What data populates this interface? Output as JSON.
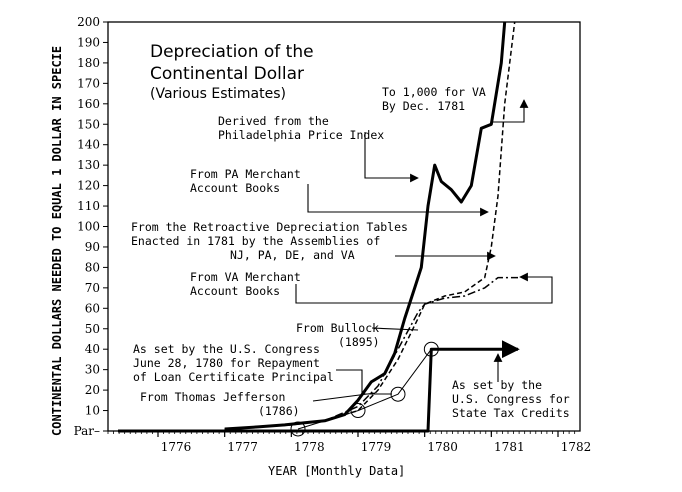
{
  "chart_data": {
    "type": "line",
    "title": "Depreciation of the",
    "title_line2": "Continental Dollar",
    "subtitle": "(Various Estimates)",
    "xlabel": "YEAR  [Monthly Data]",
    "ylabel": "CONTINENTAL DOLLARS NEEDED TO EQUAL 1 DOLLAR IN SPECIE",
    "xlim": [
      1775.25,
      1782.33
    ],
    "ylim": [
      0,
      200
    ],
    "x_ticks": [
      1776,
      1777,
      1778,
      1779,
      1780,
      1781,
      1782
    ],
    "x_tick_labels": [
      "1776",
      "1777",
      "1778",
      "1779",
      "1780",
      "1781",
      "1782"
    ],
    "y_ticks": [
      0,
      10,
      20,
      30,
      40,
      50,
      60,
      70,
      80,
      90,
      100,
      110,
      120,
      130,
      140,
      150,
      160,
      170,
      180,
      190,
      200
    ],
    "y_tick_labels": [
      "Par",
      "10",
      "20",
      "30",
      "40",
      "50",
      "60",
      "70",
      "80",
      "90",
      "100",
      "110",
      "120",
      "130",
      "140",
      "150",
      "160",
      "170",
      "180",
      "190",
      "200"
    ],
    "series": [
      {
        "name": "Derived from the Philadelphia Price Index",
        "style": "bold-solid",
        "x": [
          1777.0,
          1777.5,
          1777.9,
          1778.2,
          1778.5,
          1778.8,
          1779.0,
          1779.2,
          1779.4,
          1779.55,
          1779.7,
          1779.85,
          1779.95,
          1780.05,
          1780.15,
          1780.25,
          1780.4,
          1780.55,
          1780.7,
          1780.85,
          1781.0,
          1781.15,
          1781.2
        ],
        "values": [
          1,
          2,
          3,
          4,
          5,
          8,
          15,
          24,
          28,
          38,
          55,
          70,
          80,
          110,
          130,
          122,
          118,
          112,
          120,
          148,
          150,
          180,
          200
        ]
      },
      {
        "name": "From PA Merchant Account Books",
        "style": "dashed",
        "x": [
          1777.0,
          1777.5,
          1778.0,
          1778.5,
          1779.0,
          1779.3,
          1779.6,
          1779.9,
          1780.0,
          1780.3,
          1780.6,
          1780.9,
          1781.0,
          1781.1,
          1781.2,
          1781.35
        ],
        "values": [
          1,
          2,
          3,
          5,
          10,
          20,
          35,
          55,
          62,
          66,
          68,
          75,
          90,
          115,
          160,
          200
        ]
      },
      {
        "name": "From the Retroactive Depreciation Tables Enacted in 1781 by the Assemblies of NJ, PA, DE, and VA",
        "style": "dash-dot",
        "x": [
          1777.0,
          1777.5,
          1778.0,
          1778.5,
          1779.0,
          1779.3,
          1779.6,
          1779.9,
          1780.0,
          1780.3,
          1780.6,
          1780.9,
          1781.1,
          1781.4
        ],
        "values": [
          1,
          2,
          3,
          5,
          12,
          22,
          40,
          58,
          62,
          65,
          66,
          70,
          75,
          75
        ]
      },
      {
        "name": "From Thomas Jefferson (1786)",
        "style": "thin-circles",
        "x": [
          1778.1,
          1779.0,
          1779.6,
          1780.1
        ],
        "values": [
          1,
          10,
          18,
          40
        ]
      },
      {
        "name": "As set by the U.S. Congress for State Tax Credits",
        "style": "bold-step-arrow",
        "x": [
          1775.4,
          1780.05,
          1780.1,
          1781.4
        ],
        "values": [
          0,
          0,
          40,
          40
        ]
      }
    ],
    "annotations": [
      {
        "lines": [
          "To 1,000 for VA",
          "By Dec. 1781"
        ]
      },
      {
        "lines": [
          "Derived from the",
          "Philadelphia Price Index"
        ]
      },
      {
        "lines": [
          "From PA Merchant",
          "Account Books"
        ]
      },
      {
        "lines": [
          "From the Retroactive Depreciation Tables",
          "Enacted in 1781 by the Assemblies of",
          "NJ, PA, DE, and VA"
        ]
      },
      {
        "lines": [
          "From VA Merchant",
          "Account Books"
        ]
      },
      {
        "lines": [
          "From Bullock",
          "(1895)"
        ]
      },
      {
        "lines": [
          "As set by the U.S. Congress",
          "June 28, 1780 for Repayment",
          "of Loan Certificate Principal"
        ]
      },
      {
        "lines": [
          "From Thomas Jefferson",
          "(1786)"
        ]
      },
      {
        "lines": [
          "As set by the",
          "U.S. Congress for",
          "State Tax Credits"
        ]
      }
    ]
  }
}
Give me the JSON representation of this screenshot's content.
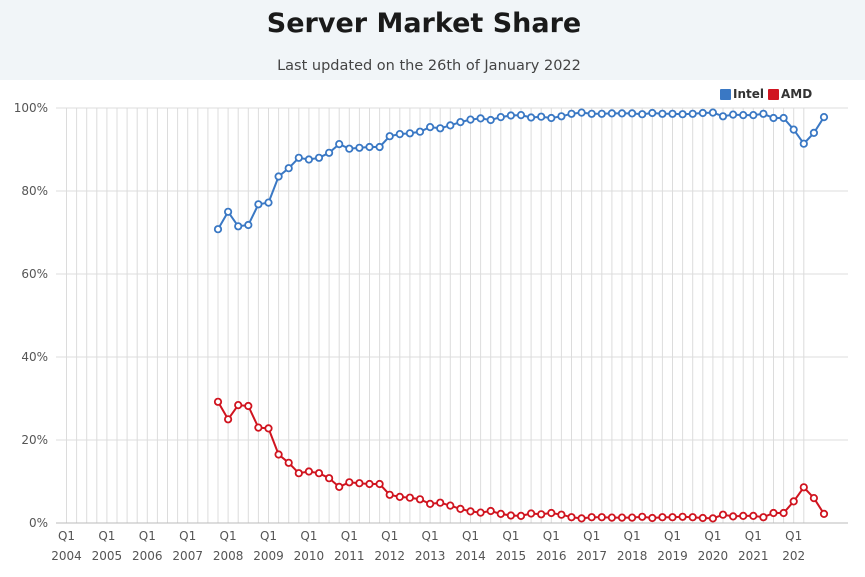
{
  "header": {
    "title": "Server Market Share",
    "subtitle": "Last updated on the 26th of January 2022"
  },
  "chart_data": {
    "type": "line",
    "title": "Server Market Share",
    "subtitle": "Last updated on the 26th of January 2022",
    "xlabel": "",
    "ylabel": "",
    "ylim": [
      0,
      100
    ],
    "yticks": [
      "0%",
      "20%",
      "40%",
      "60%",
      "80%",
      "100%"
    ],
    "x_quarter_start": "2004 Q1",
    "x_quarter_end": "2022 Q1",
    "x_ticks": [
      {
        "q": "Q1",
        "year": "2004"
      },
      {
        "q": "Q1",
        "year": "2005"
      },
      {
        "q": "Q1",
        "year": "2006"
      },
      {
        "q": "Q1",
        "year": "2007"
      },
      {
        "q": "Q1",
        "year": "2008"
      },
      {
        "q": "Q1",
        "year": "2009"
      },
      {
        "q": "Q1",
        "year": "2010"
      },
      {
        "q": "Q1",
        "year": "2011"
      },
      {
        "q": "Q1",
        "year": "2012"
      },
      {
        "q": "Q1",
        "year": "2013"
      },
      {
        "q": "Q1",
        "year": "2014"
      },
      {
        "q": "Q1",
        "year": "2015"
      },
      {
        "q": "Q1",
        "year": "2016"
      },
      {
        "q": "Q1",
        "year": "2017"
      },
      {
        "q": "Q1",
        "year": "2018"
      },
      {
        "q": "Q1",
        "year": "2019"
      },
      {
        "q": "Q1",
        "year": "2020"
      },
      {
        "q": "Q1",
        "year": "2021"
      },
      {
        "q": "Q1",
        "year": "202"
      }
    ],
    "series_start": "2007 Q4",
    "grid": true,
    "legend_position": "top-right",
    "series": [
      {
        "name": "Intel",
        "color": "#3a78c4",
        "values": [
          70.8,
          75.0,
          71.5,
          71.8,
          76.8,
          77.2,
          83.5,
          85.5,
          88.0,
          87.6,
          88.0,
          89.2,
          91.3,
          90.2,
          90.4,
          90.6,
          90.6,
          93.2,
          93.7,
          93.9,
          94.3,
          95.4,
          95.1,
          95.8,
          96.6,
          97.2,
          97.5,
          97.1,
          97.8,
          98.2,
          98.3,
          97.7,
          97.9,
          97.6,
          98.0,
          98.6,
          98.9,
          98.6,
          98.6,
          98.7,
          98.7,
          98.7,
          98.5,
          98.8,
          98.6,
          98.6,
          98.5,
          98.6,
          98.8,
          98.9,
          98.0,
          98.4,
          98.3,
          98.3,
          98.6,
          97.6,
          97.6,
          94.8,
          91.4,
          94.0,
          97.8
        ]
      },
      {
        "name": "AMD",
        "color": "#d0141f",
        "values": [
          29.2,
          25.0,
          28.4,
          28.2,
          23.0,
          22.8,
          16.5,
          14.5,
          12.0,
          12.4,
          12.0,
          10.8,
          8.7,
          9.8,
          9.6,
          9.4,
          9.4,
          6.8,
          6.3,
          6.1,
          5.7,
          4.6,
          4.9,
          4.2,
          3.4,
          2.8,
          2.5,
          2.9,
          2.2,
          1.8,
          1.7,
          2.3,
          2.1,
          2.4,
          2.0,
          1.4,
          1.1,
          1.4,
          1.4,
          1.3,
          1.3,
          1.3,
          1.5,
          1.2,
          1.4,
          1.4,
          1.5,
          1.4,
          1.2,
          1.1,
          2.0,
          1.6,
          1.7,
          1.7,
          1.4,
          2.4,
          2.4,
          5.2,
          8.6,
          6.0,
          2.2
        ]
      }
    ]
  }
}
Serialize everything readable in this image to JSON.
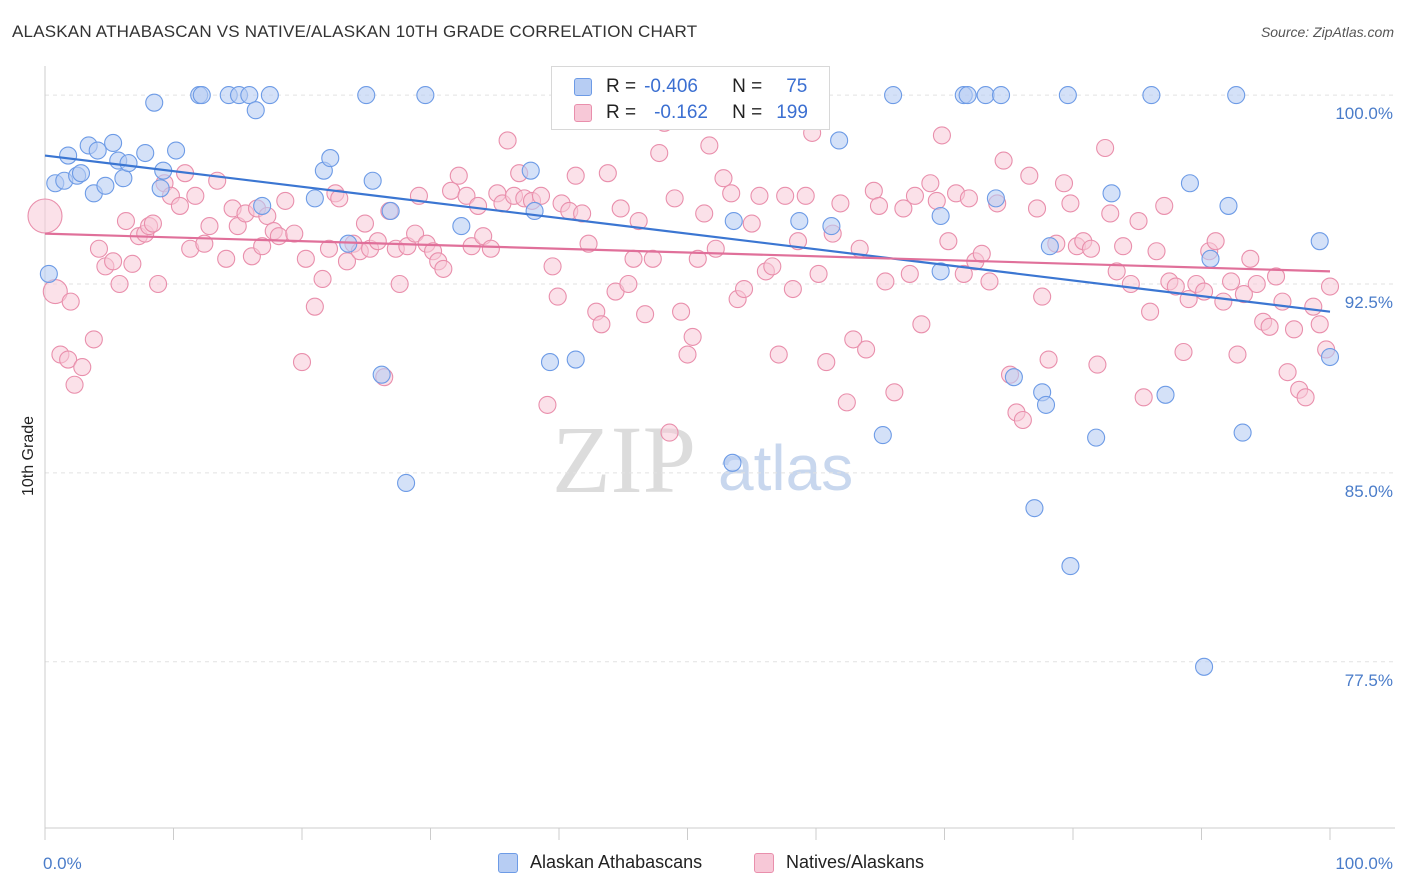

EXERCISE PROMPT —
In the listing, find all lines with the string "ylabel" and copy them.

WORKED ANSWER —
    "ylabel": "CONTINENTAL DOLLARS NEEDED TO EQUAL 1 DOLLAR IN SPECIE",
    "ylabel": "",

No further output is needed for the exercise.